*What this task involves:* Write out the material again exactly, please, and omit the pictures.

*Record list:*
-- -- --

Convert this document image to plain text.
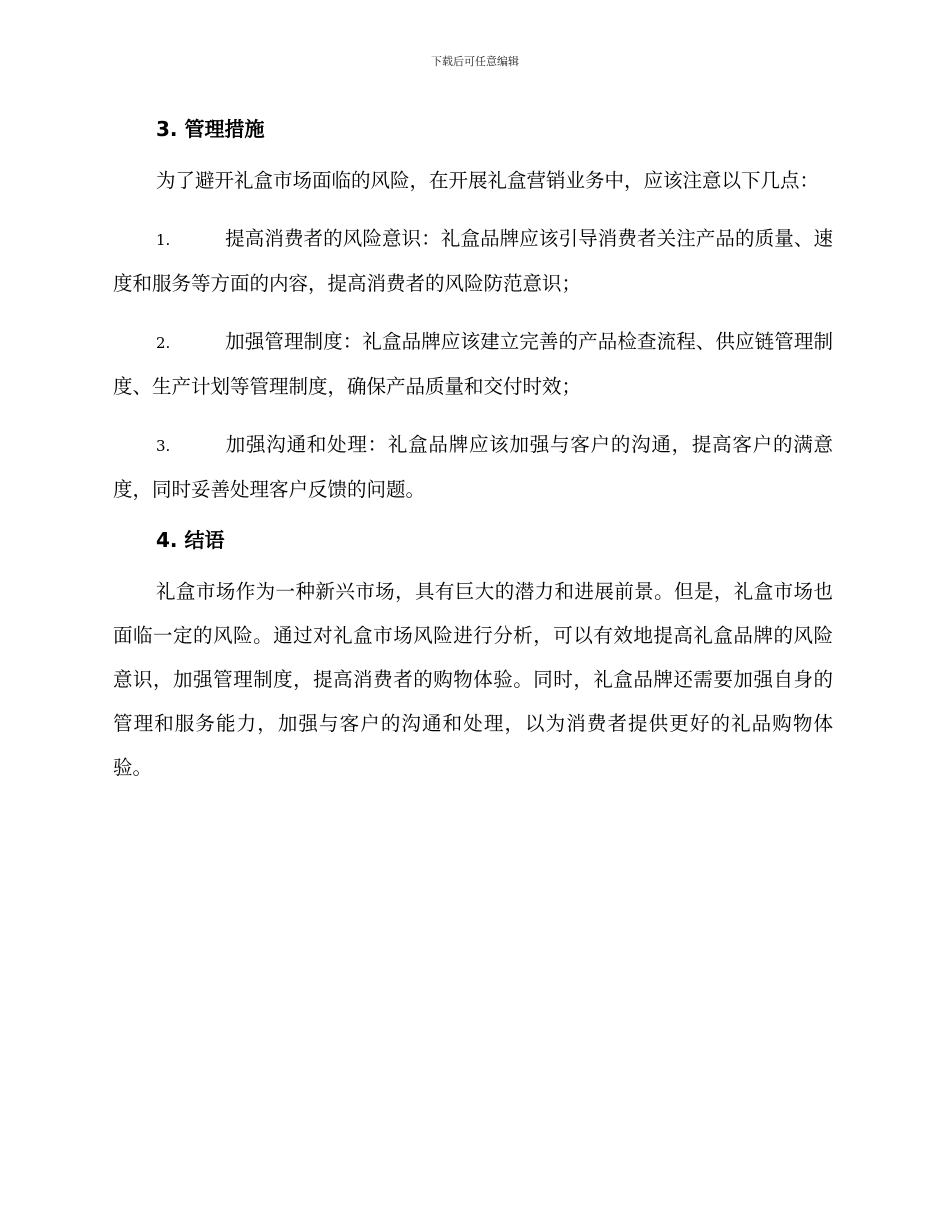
下载后可任意编辑
3. 管理措施

为了避开礼盒市场面临的风险，在开展礼盒营销业务中，应该注意以下几点：

1.	提高消费者的风险意识：礼盒品牌应该引导消费者关注产品的质量、速度和服务等方面的内容，提高消费者的风险防范意识；

2.	加强管理制度：礼盒品牌应该建立完善的产品检查流程、供应链管理制度、生产计划等管理制度，确保产品质量和交付时效；

3.	加强沟通和处理：礼盒品牌应该加强与客户的沟通，提高客户的满意度，同时妥善处理客户反馈的问题。

4. 结语

礼盒市场作为一种新兴市场，具有巨大的潜力和进展前景。但是，礼盒市场也面临一定的风险。通过对礼盒市场风险进行分析，可以有效地提高礼盒品牌的风险意识，加强管理制度，提高消费者的购物体验。同时，礼盒品牌还需要加强自身的管理和服务能力，加强与客户的沟通和处理，以为消费者提供更好的礼品购物体验。
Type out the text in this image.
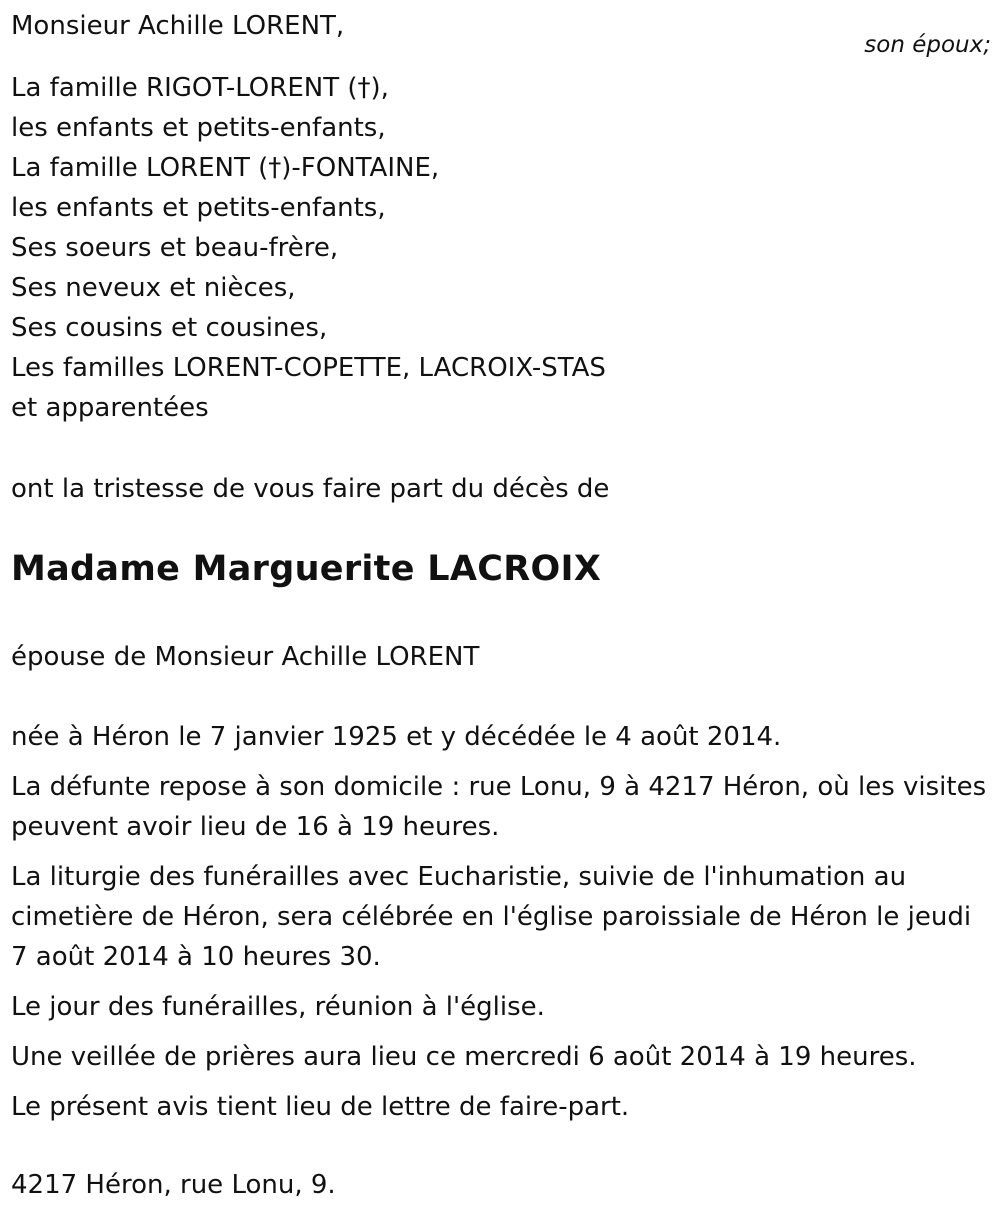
Monsieur Achille LORENT,
son époux;
La famille RIGOT-LORENT (†),
les enfants et petits-enfants,
La famille LORENT (†)-FONTAINE,
les enfants et petits-enfants,
Ses soeurs et beau-frère,
Ses neveux et nièces,
Ses cousins et cousines,
Les familles LORENT-COPETTE, LACROIX-STAS
et apparentées
ont la tristesse de vous faire part du décès de
Madame Marguerite LACROIX
épouse de Monsieur Achille LORENT

née à Héron le 7 janvier 1925 et y décédée le 4 août 2014.

La défunte repose à son domicile : rue Lonu, 9 à 4217 Héron, où les visites peuvent avoir lieu de 16 à 19 heures.

La liturgie des funérailles avec Eucharistie, suivie de l'inhumation au cimetière de Héron, sera célébrée en l'église paroissiale de Héron le jeudi 7 août 2014 à 10 heures 30.

Le jour des funérailles, réunion à l'église.

Une veillée de prières aura lieu ce mercredi 6 août 2014 à 19 heures.

Le présent avis tient lieu de lettre de faire-part.

4217 Héron, rue Lonu, 9.
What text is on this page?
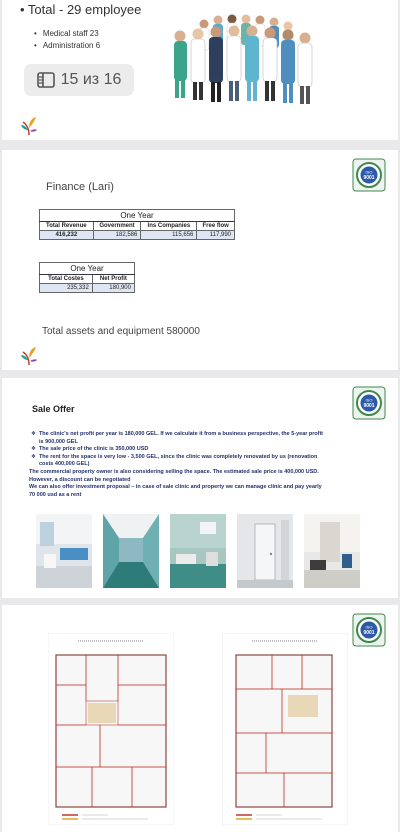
• Total - 29 employee
• Medical staff 23
• Administration 6
15 из 16
ISO
9001
Finance (Lari)
One Year			
Total Revenue	Government	Ins Companies	Free flow
416,232	182,586	115,656	117,990
One Year	
Total Costes	Net Profit
235,332	180,900
Total assets and equipment 580000
ISO
9001
Sale Offer
❖ The clinic's net profit per year is 180,000 GEL. If we calculate it from a business perspective, the 5-year profit is 900,000 GEL
❖ The sale price of the clinic is 350,000 USD
❖ The rent for the space is very low - 3,500 GEL, since the clinic was completely renovated by us (renovation costs 400,000 GEL)
The commercial property owner is also considering selling the space. The estimated sale price is 400,000 USD. However, a discount can be negotiated
We can also offer investment proposal – in case of sale clinic and property we can manage clinic and pay yearly 70 000 usd as a rent
ISO
9001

-- -- --

*The solution:*
Convert this document image to plain text.
下载后可任意编辑
3. 管理措施

为了避开礼盒市场面临的风险，在开展礼盒营销业务中，应该注意以下几点：

1.	提高消费者的风险意识：礼盒品牌应该引导消费者关注产品的质量、速度和服务等方面的内容，提高消费者的风险防范意识；

2.	加强管理制度：礼盒品牌应该建立完善的产品检查流程、供应链管理制度、生产计划等管理制度，确保产品质量和交付时效；

3.	加强沟通和处理：礼盒品牌应该加强与客户的沟通，提高客户的满意度，同时妥善处理客户反馈的问题。

4. 结语

礼盒市场作为一种新兴市场，具有巨大的潜力和进展前景。但是，礼盒市场也面临一定的风险。通过对礼盒市场风险进行分析，可以有效地提高礼盒品牌的风险意识，加强管理制度，提高消费者的购物体验。同时，礼盒品牌还需要加强自身的管理和服务能力，加强与客户的沟通和处理，以为消费者提供更好的礼品购物体验。
Type out the text in this image.
Monsieur Achille LORENT,
son époux;
La famille RIGOT-LORENT (†),
les enfants et petits-enfants,
La famille LORENT (†)-FONTAINE,
les enfants et petits-enfants,
Ses soeurs et beau-frère,
Ses neveux et nièces,
Ses cousins et cousines,
Les familles LORENT-COPETTE, LACROIX-STAS
et apparentées
ont la tristesse de vous faire part du décès de
Madame Marguerite LACROIX
épouse de Monsieur Achille LORENT

née à Héron le 7 janvier 1925 et y décédée le 4 août 2014.

La défunte repose à son domicile : rue Lonu, 9 à 4217 Héron, où les visites peuvent avoir lieu de 16 à 19 heures.

La liturgie des funérailles avec Eucharistie, suivie de l'inhumation au cimetière de Héron, sera célébrée en l'église paroissiale de Héron le jeudi 7 août 2014 à 10 heures 30.

Le jour des funérailles, réunion à l'église.

Une veillée de prières aura lieu ce mercredi 6 août 2014 à 19 heures.

Le présent avis tient lieu de lettre de faire-part.

4217 Héron, rue Lonu, 9.
What text is on this page?
• Total - 29 employee
• Medical staff 23
• Administration 6
15 из 16
ISO
9001
Finance (Lari)
One Year			
Total Revenue	Government	Ins Companies	Free flow
416,232	182,586	115,656	117,990
One Year	
Total Costes	Net Profit
235,332	180,900
Total assets and equipment 580000
ISO
9001
Sale Offer
❖ The clinic's net profit per year is 180,000 GEL. If we calculate it from a business perspective, the 5-year profit is 900,000 GEL
❖ The sale price of the clinic is 350,000 USD
❖ The rent for the space is very low - 3,500 GEL, since the clinic was completely renovated by us (renovation costs 400,000 GEL)
The commercial property owner is also considering selling the space. The estimated sale price is 400,000 USD. However, a discount can be negotiated
We can also offer investment proposal – in case of sale clinic and property we can manage clinic and pay yearly 70 000 usd as a rent
ISO
9001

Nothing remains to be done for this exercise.